STORED DATA:
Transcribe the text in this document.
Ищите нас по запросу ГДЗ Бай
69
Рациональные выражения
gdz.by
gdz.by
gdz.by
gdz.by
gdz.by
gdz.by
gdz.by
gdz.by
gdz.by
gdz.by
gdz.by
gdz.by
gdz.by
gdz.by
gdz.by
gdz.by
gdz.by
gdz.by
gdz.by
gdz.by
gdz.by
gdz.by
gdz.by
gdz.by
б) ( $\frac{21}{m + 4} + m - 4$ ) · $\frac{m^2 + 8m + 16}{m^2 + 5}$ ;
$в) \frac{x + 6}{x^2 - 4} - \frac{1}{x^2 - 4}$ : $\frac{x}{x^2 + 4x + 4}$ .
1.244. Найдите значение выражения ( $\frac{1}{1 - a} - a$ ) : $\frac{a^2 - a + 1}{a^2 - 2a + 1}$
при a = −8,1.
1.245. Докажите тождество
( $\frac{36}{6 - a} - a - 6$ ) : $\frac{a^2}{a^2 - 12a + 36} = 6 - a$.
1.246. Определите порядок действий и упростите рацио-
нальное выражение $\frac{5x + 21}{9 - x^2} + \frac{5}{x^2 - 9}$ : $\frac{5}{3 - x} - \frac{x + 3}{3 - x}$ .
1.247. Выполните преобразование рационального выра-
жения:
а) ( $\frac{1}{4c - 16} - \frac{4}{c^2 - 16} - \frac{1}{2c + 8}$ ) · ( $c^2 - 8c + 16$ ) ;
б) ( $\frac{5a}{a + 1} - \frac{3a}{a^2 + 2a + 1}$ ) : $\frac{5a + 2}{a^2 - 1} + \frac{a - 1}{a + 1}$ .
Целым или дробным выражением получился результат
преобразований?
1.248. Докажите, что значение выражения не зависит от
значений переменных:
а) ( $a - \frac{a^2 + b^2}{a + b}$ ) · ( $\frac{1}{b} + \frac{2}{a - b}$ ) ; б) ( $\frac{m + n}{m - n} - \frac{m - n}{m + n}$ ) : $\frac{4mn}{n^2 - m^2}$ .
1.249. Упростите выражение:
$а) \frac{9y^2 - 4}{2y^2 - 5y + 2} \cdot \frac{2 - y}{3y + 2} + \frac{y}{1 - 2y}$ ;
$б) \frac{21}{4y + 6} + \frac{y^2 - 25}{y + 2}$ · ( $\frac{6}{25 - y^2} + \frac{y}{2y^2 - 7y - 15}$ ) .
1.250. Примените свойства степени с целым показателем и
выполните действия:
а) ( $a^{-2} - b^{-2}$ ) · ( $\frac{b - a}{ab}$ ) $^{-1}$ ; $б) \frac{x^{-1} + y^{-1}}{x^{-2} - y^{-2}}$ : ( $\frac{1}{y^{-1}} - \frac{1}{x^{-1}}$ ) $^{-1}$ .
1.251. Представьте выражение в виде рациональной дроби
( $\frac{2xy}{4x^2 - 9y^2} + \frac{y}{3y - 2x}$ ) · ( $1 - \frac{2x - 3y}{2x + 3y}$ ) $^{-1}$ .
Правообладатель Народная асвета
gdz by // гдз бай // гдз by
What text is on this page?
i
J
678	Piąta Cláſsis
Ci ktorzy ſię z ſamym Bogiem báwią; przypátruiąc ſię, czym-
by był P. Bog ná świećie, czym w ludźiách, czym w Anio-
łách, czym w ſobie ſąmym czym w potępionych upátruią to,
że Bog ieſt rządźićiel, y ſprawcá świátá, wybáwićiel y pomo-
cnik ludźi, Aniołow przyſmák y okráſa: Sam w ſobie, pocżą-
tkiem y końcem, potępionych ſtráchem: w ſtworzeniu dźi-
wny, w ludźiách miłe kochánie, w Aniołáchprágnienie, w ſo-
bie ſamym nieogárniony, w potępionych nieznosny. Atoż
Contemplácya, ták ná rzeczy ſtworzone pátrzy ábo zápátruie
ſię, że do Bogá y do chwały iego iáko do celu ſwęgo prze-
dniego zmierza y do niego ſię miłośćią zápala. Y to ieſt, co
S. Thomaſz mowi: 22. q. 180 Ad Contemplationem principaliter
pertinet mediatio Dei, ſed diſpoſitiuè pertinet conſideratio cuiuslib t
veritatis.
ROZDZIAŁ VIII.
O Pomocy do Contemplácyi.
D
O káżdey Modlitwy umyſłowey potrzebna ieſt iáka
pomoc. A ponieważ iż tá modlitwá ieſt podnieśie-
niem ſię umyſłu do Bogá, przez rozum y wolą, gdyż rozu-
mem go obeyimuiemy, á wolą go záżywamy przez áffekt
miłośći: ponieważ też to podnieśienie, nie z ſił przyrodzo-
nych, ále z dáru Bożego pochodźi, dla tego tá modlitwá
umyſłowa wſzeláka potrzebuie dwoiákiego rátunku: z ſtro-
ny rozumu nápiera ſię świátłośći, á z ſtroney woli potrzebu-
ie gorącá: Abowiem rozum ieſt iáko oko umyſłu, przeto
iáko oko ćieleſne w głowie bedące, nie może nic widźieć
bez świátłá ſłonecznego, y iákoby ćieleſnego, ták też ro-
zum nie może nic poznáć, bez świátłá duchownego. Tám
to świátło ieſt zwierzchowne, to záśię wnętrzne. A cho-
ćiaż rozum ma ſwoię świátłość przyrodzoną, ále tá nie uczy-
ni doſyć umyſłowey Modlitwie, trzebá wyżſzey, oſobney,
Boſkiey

EXERCISE INSTRUCTIONS: Nothing should be left out: return all of the records exactly.

EXERCISE RESULT:
Transcribe the text in this document.
Ищите нас по запросу ГДЗ Бай
69
Рациональные выражения
gdz.by
gdz.by
gdz.by
gdz.by
gdz.by
gdz.by
gdz.by
gdz.by
gdz.by
gdz.by
gdz.by
gdz.by
gdz.by
gdz.by
gdz.by
gdz.by
gdz.by
gdz.by
gdz.by
gdz.by
gdz.by
gdz.by
gdz.by
gdz.by
б) ( $\frac{21}{m + 4} + m - 4$ ) · $\frac{m^2 + 8m + 16}{m^2 + 5}$ ;
$в) \frac{x + 6}{x^2 - 4} - \frac{1}{x^2 - 4}$ : $\frac{x}{x^2 + 4x + 4}$ .
1.244. Найдите значение выражения ( $\frac{1}{1 - a} - a$ ) : $\frac{a^2 - a + 1}{a^2 - 2a + 1}$
при a = −8,1.
1.245. Докажите тождество
( $\frac{36}{6 - a} - a - 6$ ) : $\frac{a^2}{a^2 - 12a + 36} = 6 - a$.
1.246. Определите порядок действий и упростите рацио-
нальное выражение $\frac{5x + 21}{9 - x^2} + \frac{5}{x^2 - 9}$ : $\frac{5}{3 - x} - \frac{x + 3}{3 - x}$ .
1.247. Выполните преобразование рационального выра-
жения:
а) ( $\frac{1}{4c - 16} - \frac{4}{c^2 - 16} - \frac{1}{2c + 8}$ ) · ( $c^2 - 8c + 16$ ) ;
б) ( $\frac{5a}{a + 1} - \frac{3a}{a^2 + 2a + 1}$ ) : $\frac{5a + 2}{a^2 - 1} + \frac{a - 1}{a + 1}$ .
Целым или дробным выражением получился результат
преобразований?
1.248. Докажите, что значение выражения не зависит от
значений переменных:
а) ( $a - \frac{a^2 + b^2}{a + b}$ ) · ( $\frac{1}{b} + \frac{2}{a - b}$ ) ; б) ( $\frac{m + n}{m - n} - \frac{m - n}{m + n}$ ) : $\frac{4mn}{n^2 - m^2}$ .
1.249. Упростите выражение:
$а) \frac{9y^2 - 4}{2y^2 - 5y + 2} \cdot \frac{2 - y}{3y + 2} + \frac{y}{1 - 2y}$ ;
$б) \frac{21}{4y + 6} + \frac{y^2 - 25}{y + 2}$ · ( $\frac{6}{25 - y^2} + \frac{y}{2y^2 - 7y - 15}$ ) .
1.250. Примените свойства степени с целым показателем и
выполните действия:
а) ( $a^{-2} - b^{-2}$ ) · ( $\frac{b - a}{ab}$ ) $^{-1}$ ; $б) \frac{x^{-1} + y^{-1}}{x^{-2} - y^{-2}}$ : ( $\frac{1}{y^{-1}} - \frac{1}{x^{-1}}$ ) $^{-1}$ .
1.251. Представьте выражение в виде рациональной дроби
( $\frac{2xy}{4x^2 - 9y^2} + \frac{y}{3y - 2x}$ ) · ( $1 - \frac{2x - 3y}{2x + 3y}$ ) $^{-1}$ .
Правообладатель Народная асвета
gdz by // гдз бай // гдз by
What text is on this page?
i
J
678	Piąta Cláſsis
Ci ktorzy ſię z ſamym Bogiem báwią; przypátruiąc ſię, czym-
by był P. Bog ná świećie, czym w ludźiách, czym w Anio-
łách, czym w ſobie ſąmym czym w potępionych upátruią to,
że Bog ieſt rządźićiel, y ſprawcá świátá, wybáwićiel y pomo-
cnik ludźi, Aniołow przyſmák y okráſa: Sam w ſobie, pocżą-
tkiem y końcem, potępionych ſtráchem: w ſtworzeniu dźi-
wny, w ludźiách miłe kochánie, w Aniołáchprágnienie, w ſo-
bie ſamym nieogárniony, w potępionych nieznosny. Atoż
Contemplácya, ták ná rzeczy ſtworzone pátrzy ábo zápátruie
ſię, że do Bogá y do chwały iego iáko do celu ſwęgo prze-
dniego zmierza y do niego ſię miłośćią zápala. Y to ieſt, co
S. Thomaſz mowi: 22. q. 180 Ad Contemplationem principaliter
pertinet mediatio Dei, ſed diſpoſitiuè pertinet conſideratio cuiuslib t
veritatis.
ROZDZIAŁ VIII.
O Pomocy do Contemplácyi.
D
O káżdey Modlitwy umyſłowey potrzebna ieſt iáka
pomoc. A ponieważ iż tá modlitwá ieſt podnieśie-
niem ſię umyſłu do Bogá, przez rozum y wolą, gdyż rozu-
mem go obeyimuiemy, á wolą go záżywamy przez áffekt
miłośći: ponieważ też to podnieśienie, nie z ſił przyrodzo-
nych, ále z dáru Bożego pochodźi, dla tego tá modlitwá
umyſłowa wſzeláka potrzebuie dwoiákiego rátunku: z ſtro-
ny rozumu nápiera ſię świátłośći, á z ſtroney woli potrzebu-
ie gorącá: Abowiem rozum ieſt iáko oko umyſłu, przeto
iáko oko ćieleſne w głowie bedące, nie może nic widźieć
bez świátłá ſłonecznego, y iákoby ćieleſnego, ták też ro-
zum nie może nic poznáć, bez świátłá duchownego. Tám
to świátło ieſt zwierzchowne, to záśię wnętrzne. A cho-
ćiaż rozum ma ſwoię świátłość przyrodzoną, ále tá nie uczy-
ni doſyć umyſłowey Modlitwie, trzebá wyżſzey, oſobney,
Boſkiey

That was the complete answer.